--- start of RAW RECORDS ---
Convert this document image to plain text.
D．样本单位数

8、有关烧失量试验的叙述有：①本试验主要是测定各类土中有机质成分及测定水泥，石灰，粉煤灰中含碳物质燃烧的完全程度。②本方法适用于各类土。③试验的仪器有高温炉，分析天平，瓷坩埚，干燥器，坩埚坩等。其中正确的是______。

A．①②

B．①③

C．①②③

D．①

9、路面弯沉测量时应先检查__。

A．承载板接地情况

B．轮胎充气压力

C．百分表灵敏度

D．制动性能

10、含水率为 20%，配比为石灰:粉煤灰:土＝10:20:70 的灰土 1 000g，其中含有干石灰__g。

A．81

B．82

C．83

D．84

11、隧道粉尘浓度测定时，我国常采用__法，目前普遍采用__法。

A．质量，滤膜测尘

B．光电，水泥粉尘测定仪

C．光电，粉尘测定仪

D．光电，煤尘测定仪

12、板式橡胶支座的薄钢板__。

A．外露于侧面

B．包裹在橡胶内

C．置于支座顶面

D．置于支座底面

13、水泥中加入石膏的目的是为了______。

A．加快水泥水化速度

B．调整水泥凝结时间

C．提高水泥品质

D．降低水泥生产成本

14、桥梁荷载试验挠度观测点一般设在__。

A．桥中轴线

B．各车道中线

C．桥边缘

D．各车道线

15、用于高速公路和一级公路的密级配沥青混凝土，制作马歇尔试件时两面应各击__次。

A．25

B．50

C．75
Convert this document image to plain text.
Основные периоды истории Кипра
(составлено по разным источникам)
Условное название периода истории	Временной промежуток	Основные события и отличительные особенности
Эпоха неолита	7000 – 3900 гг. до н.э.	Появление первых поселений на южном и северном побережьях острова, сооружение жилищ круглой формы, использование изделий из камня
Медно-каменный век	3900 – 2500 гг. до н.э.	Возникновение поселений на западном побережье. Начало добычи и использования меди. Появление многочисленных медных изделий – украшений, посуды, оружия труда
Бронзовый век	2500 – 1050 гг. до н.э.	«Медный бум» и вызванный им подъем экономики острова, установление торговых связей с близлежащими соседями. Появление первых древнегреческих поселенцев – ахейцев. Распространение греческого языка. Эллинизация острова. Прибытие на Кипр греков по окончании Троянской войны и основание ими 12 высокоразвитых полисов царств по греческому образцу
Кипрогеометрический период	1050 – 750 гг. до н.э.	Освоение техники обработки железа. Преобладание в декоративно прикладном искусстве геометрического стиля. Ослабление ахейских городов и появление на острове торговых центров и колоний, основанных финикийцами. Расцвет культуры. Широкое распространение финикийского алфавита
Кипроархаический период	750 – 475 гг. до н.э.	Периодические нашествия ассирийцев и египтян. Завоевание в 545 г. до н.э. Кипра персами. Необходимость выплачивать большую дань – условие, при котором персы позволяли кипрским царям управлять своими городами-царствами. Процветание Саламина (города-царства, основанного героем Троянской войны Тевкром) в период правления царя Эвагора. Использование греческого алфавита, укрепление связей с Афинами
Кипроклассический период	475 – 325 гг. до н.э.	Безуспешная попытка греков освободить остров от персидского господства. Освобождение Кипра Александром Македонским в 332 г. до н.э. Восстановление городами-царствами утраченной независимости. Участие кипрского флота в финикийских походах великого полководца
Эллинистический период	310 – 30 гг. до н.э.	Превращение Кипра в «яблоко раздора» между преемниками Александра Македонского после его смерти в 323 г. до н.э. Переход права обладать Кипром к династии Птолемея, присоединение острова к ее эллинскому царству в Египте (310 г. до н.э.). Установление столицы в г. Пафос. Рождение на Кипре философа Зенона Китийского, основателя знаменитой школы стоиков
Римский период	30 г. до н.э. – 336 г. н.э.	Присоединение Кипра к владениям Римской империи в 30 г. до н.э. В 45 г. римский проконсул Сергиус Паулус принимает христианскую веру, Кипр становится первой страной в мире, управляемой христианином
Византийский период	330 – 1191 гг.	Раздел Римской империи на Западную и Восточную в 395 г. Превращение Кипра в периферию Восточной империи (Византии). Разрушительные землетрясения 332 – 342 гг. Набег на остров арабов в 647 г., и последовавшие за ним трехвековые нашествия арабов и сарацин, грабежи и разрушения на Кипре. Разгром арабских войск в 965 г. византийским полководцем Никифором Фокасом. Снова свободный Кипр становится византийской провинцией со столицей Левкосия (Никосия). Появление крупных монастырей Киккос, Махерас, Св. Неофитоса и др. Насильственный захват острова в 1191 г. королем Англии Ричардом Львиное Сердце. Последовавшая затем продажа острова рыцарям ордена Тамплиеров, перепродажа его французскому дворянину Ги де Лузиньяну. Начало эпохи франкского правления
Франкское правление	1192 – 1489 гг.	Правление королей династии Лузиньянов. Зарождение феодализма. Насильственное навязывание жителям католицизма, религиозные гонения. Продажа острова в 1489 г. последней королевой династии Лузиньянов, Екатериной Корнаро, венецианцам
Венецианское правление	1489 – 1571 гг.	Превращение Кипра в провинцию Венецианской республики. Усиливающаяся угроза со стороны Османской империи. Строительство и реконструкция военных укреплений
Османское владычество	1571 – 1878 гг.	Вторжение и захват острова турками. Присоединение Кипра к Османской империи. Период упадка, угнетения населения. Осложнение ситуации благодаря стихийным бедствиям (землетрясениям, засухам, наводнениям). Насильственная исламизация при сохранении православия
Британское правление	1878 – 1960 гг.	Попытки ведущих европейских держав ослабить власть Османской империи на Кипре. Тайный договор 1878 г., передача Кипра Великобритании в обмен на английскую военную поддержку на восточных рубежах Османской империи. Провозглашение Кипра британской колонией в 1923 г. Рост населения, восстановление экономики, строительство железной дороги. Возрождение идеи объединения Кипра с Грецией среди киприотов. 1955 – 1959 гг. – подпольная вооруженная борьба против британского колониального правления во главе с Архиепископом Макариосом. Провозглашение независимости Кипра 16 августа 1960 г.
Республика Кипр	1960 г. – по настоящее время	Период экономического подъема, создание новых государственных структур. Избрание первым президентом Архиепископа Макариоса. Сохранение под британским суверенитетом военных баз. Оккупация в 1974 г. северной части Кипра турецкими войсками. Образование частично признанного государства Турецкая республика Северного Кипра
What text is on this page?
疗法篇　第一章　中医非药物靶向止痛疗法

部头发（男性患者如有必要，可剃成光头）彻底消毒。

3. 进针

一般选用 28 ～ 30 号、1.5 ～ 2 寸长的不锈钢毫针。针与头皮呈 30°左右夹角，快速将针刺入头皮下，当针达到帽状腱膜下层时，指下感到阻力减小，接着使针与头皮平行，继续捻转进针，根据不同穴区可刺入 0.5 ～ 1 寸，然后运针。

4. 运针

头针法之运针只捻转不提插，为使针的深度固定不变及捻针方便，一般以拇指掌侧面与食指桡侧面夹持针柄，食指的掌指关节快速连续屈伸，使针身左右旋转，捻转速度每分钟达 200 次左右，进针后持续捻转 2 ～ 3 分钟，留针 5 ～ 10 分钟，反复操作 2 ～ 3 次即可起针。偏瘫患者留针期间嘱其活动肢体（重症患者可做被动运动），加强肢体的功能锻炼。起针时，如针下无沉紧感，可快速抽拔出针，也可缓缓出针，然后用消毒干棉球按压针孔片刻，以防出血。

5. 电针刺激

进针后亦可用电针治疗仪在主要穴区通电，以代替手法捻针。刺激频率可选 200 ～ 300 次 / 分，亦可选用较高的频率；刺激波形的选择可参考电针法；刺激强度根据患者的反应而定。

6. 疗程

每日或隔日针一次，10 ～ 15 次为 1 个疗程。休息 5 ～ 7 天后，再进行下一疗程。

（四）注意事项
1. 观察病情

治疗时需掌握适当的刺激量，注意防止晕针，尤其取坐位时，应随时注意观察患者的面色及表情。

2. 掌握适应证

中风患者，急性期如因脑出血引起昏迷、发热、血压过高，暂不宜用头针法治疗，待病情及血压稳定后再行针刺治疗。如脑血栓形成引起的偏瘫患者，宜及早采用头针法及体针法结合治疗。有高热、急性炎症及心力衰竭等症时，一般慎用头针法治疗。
--- end of RAW RECORDS ---
#### [YOUR TASK]
Take the line in which "What text is on this page?" occurs and each subsequent line through the end; give these lines again without alteration.

#### [ANSWER TO THE TASK]
What text is on this page?
疗法篇　第一章　中医非药物靶向止痛疗法

部头发（男性患者如有必要，可剃成光头）彻底消毒。

3. 进针

一般选用 28 ～ 30 号、1.5 ～ 2 寸长的不锈钢毫针。针与头皮呈 30°左右夹角，快速将针刺入头皮下，当针达到帽状腱膜下层时，指下感到阻力减小，接着使针与头皮平行，继续捻转进针，根据不同穴区可刺入 0.5 ～ 1 寸，然后运针。

4. 运针

头针法之运针只捻转不提插，为使针的深度固定不变及捻针方便，一般以拇指掌侧面与食指桡侧面夹持针柄，食指的掌指关节快速连续屈伸，使针身左右旋转，捻转速度每分钟达 200 次左右，进针后持续捻转 2 ～ 3 分钟，留针 5 ～ 10 分钟，反复操作 2 ～ 3 次即可起针。偏瘫患者留针期间嘱其活动肢体（重症患者可做被动运动），加强肢体的功能锻炼。起针时，如针下无沉紧感，可快速抽拔出针，也可缓缓出针，然后用消毒干棉球按压针孔片刻，以防出血。

5. 电针刺激

进针后亦可用电针治疗仪在主要穴区通电，以代替手法捻针。刺激频率可选 200 ～ 300 次 / 分，亦可选用较高的频率；刺激波形的选择可参考电针法；刺激强度根据患者的反应而定。

6. 疗程

每日或隔日针一次，10 ～ 15 次为 1 个疗程。休息 5 ～ 7 天后，再进行下一疗程。

（四）注意事项
1. 观察病情

治疗时需掌握适当的刺激量，注意防止晕针，尤其取坐位时，应随时注意观察患者的面色及表情。

2. 掌握适应证

中风患者，急性期如因脑出血引起昏迷、发热、血压过高，暂不宜用头针法治疗，待病情及血压稳定后再行针刺治疗。如脑血栓形成引起的偏瘫患者，宜及早采用头针法及体针法结合治疗。有高热、急性炎症及心力衰竭等症时，一般慎用头针法治疗。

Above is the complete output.